**WORK TO COMPLETE**
Skip all pictures, then print the remaining material exactly.

— Begin —

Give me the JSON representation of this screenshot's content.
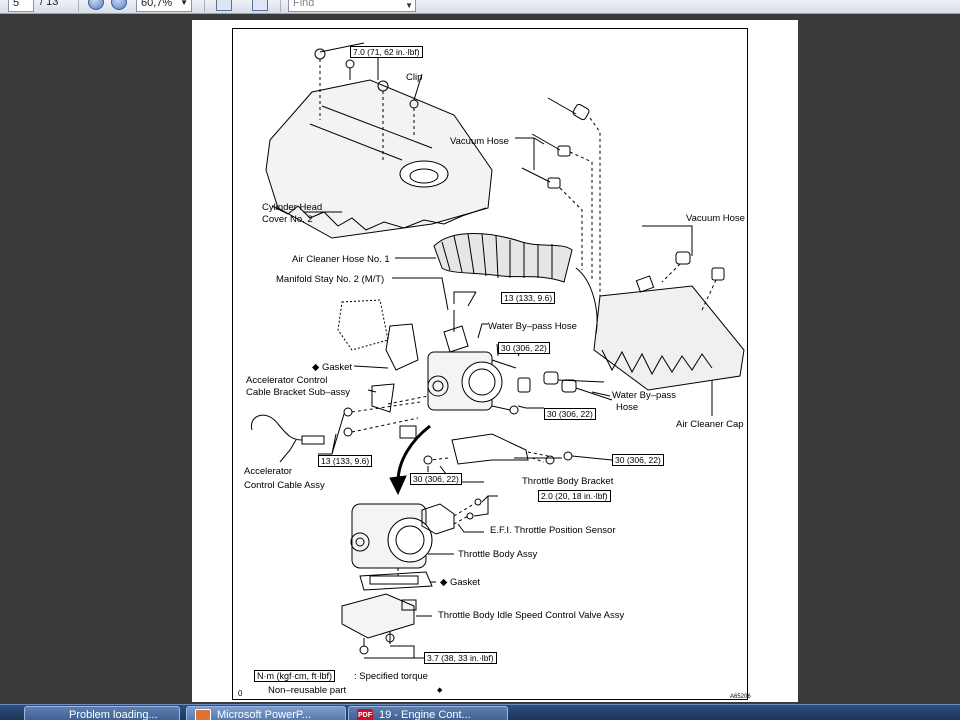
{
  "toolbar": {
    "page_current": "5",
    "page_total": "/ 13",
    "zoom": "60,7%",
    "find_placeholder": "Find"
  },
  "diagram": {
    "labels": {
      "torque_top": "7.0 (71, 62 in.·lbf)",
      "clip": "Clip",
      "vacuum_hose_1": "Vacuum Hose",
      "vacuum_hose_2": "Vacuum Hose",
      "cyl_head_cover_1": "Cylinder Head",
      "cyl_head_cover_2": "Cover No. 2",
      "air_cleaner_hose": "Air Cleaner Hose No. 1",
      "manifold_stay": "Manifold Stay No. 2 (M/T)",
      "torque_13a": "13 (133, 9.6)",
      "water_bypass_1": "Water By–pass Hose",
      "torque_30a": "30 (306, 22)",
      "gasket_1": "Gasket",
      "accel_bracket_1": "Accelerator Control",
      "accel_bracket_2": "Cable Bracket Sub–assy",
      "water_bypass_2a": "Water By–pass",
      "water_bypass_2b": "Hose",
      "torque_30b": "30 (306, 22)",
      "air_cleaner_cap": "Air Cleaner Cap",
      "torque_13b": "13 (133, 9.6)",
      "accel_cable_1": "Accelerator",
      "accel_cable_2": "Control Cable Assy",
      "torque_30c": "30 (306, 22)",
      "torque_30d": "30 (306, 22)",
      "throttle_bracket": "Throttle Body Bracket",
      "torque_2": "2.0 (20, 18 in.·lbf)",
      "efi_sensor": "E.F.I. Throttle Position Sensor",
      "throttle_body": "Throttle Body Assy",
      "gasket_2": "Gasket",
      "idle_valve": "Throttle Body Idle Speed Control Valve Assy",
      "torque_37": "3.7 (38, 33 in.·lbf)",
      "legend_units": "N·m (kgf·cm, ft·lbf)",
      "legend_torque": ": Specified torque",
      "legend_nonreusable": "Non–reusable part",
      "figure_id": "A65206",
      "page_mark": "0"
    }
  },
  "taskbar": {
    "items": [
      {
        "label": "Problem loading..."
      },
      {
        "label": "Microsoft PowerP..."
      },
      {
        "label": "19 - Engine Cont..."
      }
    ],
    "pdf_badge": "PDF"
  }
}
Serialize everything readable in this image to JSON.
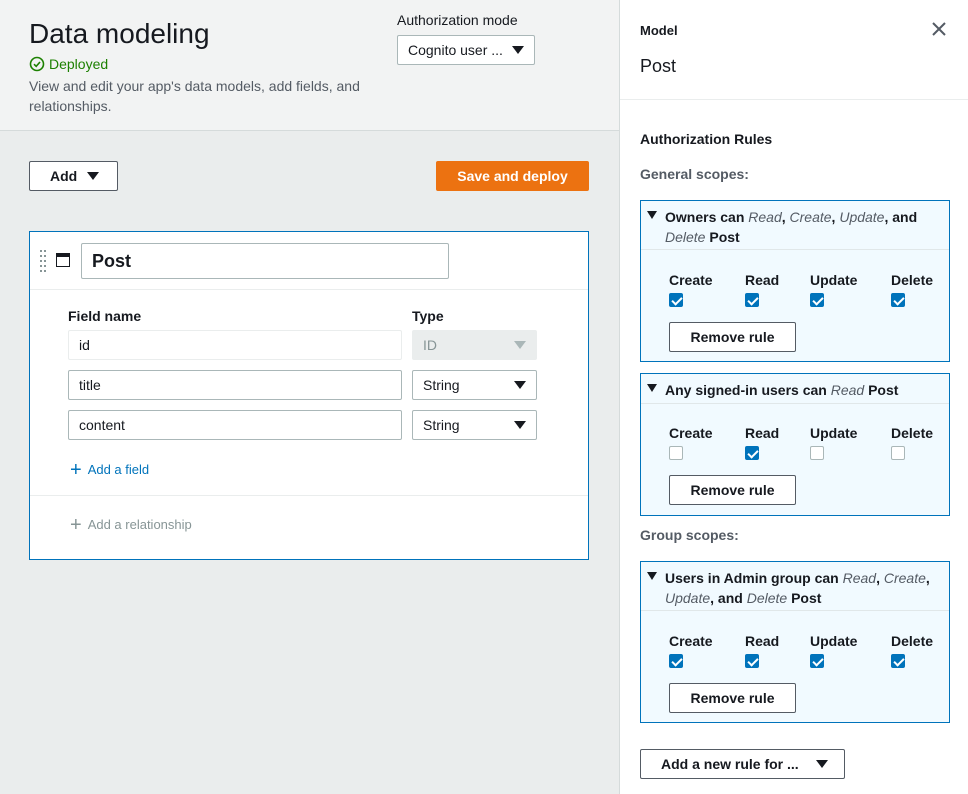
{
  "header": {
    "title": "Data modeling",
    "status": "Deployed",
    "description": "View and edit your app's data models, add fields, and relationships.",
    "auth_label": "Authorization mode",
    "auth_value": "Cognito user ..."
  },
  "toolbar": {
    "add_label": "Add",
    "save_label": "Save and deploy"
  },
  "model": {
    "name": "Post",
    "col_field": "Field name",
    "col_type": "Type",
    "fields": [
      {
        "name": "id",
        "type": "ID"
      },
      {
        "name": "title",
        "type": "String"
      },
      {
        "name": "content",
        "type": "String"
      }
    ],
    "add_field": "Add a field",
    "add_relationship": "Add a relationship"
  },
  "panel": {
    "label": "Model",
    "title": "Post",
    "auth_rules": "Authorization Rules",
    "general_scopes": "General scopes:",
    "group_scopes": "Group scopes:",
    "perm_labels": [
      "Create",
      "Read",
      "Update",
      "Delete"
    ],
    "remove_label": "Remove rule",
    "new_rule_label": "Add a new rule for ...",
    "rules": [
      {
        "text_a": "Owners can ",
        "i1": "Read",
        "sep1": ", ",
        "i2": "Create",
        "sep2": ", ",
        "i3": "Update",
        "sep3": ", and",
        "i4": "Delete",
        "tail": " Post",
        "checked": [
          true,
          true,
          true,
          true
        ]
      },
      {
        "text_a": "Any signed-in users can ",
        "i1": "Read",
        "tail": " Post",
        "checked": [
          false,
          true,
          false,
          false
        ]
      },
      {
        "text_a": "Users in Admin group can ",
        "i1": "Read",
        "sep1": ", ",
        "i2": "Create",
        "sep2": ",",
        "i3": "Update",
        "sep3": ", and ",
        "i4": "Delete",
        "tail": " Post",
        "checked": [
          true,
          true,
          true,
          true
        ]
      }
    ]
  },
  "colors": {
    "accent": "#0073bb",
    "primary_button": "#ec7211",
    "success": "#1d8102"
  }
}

— End —

**FULL ANSWER**
Give me the JSON representation of this screenshot's content.
{
  "toolbar": {
    "page_current": "5",
    "page_total": "/ 13",
    "zoom": "60,7%",
    "find_placeholder": "Find"
  },
  "diagram": {
    "labels": {
      "torque_top": "7.0 (71, 62 in.·lbf)",
      "clip": "Clip",
      "vacuum_hose_1": "Vacuum Hose",
      "vacuum_hose_2": "Vacuum Hose",
      "cyl_head_cover_1": "Cylinder Head",
      "cyl_head_cover_2": "Cover No. 2",
      "air_cleaner_hose": "Air Cleaner Hose No. 1",
      "manifold_stay": "Manifold Stay No. 2 (M/T)",
      "torque_13a": "13 (133, 9.6)",
      "water_bypass_1": "Water By–pass Hose",
      "torque_30a": "30 (306, 22)",
      "gasket_1": "Gasket",
      "accel_bracket_1": "Accelerator Control",
      "accel_bracket_2": "Cable Bracket Sub–assy",
      "water_bypass_2a": "Water By–pass",
      "water_bypass_2b": "Hose",
      "torque_30b": "30 (306, 22)",
      "air_cleaner_cap": "Air Cleaner Cap",
      "torque_13b": "13 (133, 9.6)",
      "accel_cable_1": "Accelerator",
      "accel_cable_2": "Control Cable Assy",
      "torque_30c": "30 (306, 22)",
      "torque_30d": "30 (306, 22)",
      "throttle_bracket": "Throttle Body Bracket",
      "torque_2": "2.0 (20, 18 in.·lbf)",
      "efi_sensor": "E.F.I. Throttle Position Sensor",
      "throttle_body": "Throttle Body Assy",
      "gasket_2": "Gasket",
      "idle_valve": "Throttle Body Idle Speed Control Valve Assy",
      "torque_37": "3.7 (38, 33 in.·lbf)",
      "legend_units": "N·m (kgf·cm, ft·lbf)",
      "legend_torque": ": Specified torque",
      "legend_nonreusable": "Non–reusable part",
      "figure_id": "A65206",
      "page_mark": "0"
    }
  },
  "taskbar": {
    "items": [
      {
        "label": "Problem loading..."
      },
      {
        "label": "Microsoft PowerP..."
      },
      {
        "label": "19 - Engine Cont..."
      }
    ],
    "pdf_badge": "PDF"
  }
}
Serialize everything readable in this image to JSON.
{
  "header": {
    "title": "Data modeling",
    "status": "Deployed",
    "description": "View and edit your app's data models, add fields, and relationships.",
    "auth_label": "Authorization mode",
    "auth_value": "Cognito user ..."
  },
  "toolbar": {
    "add_label": "Add",
    "save_label": "Save and deploy"
  },
  "model": {
    "name": "Post",
    "col_field": "Field name",
    "col_type": "Type",
    "fields": [
      {
        "name": "id",
        "type": "ID"
      },
      {
        "name": "title",
        "type": "String"
      },
      {
        "name": "content",
        "type": "String"
      }
    ],
    "add_field": "Add a field",
    "add_relationship": "Add a relationship"
  },
  "panel": {
    "label": "Model",
    "title": "Post",
    "auth_rules": "Authorization Rules",
    "general_scopes": "General scopes:",
    "group_scopes": "Group scopes:",
    "perm_labels": [
      "Create",
      "Read",
      "Update",
      "Delete"
    ],
    "remove_label": "Remove rule",
    "new_rule_label": "Add a new rule for ...",
    "rules": [
      {
        "text_a": "Owners can ",
        "i1": "Read",
        "sep1": ", ",
        "i2": "Create",
        "sep2": ", ",
        "i3": "Update",
        "sep3": ", and",
        "i4": "Delete",
        "tail": " Post",
        "checked": [
          true,
          true,
          true,
          true
        ]
      },
      {
        "text_a": "Any signed-in users can ",
        "i1": "Read",
        "tail": " Post",
        "checked": [
          false,
          true,
          false,
          false
        ]
      },
      {
        "text_a": "Users in Admin group can ",
        "i1": "Read",
        "sep1": ", ",
        "i2": "Create",
        "sep2": ",",
        "i3": "Update",
        "sep3": ", and ",
        "i4": "Delete",
        "tail": " Post",
        "checked": [
          true,
          true,
          true,
          true
        ]
      }
    ]
  },
  "colors": {
    "accent": "#0073bb",
    "primary_button": "#ec7211",
    "success": "#1d8102"
  }
}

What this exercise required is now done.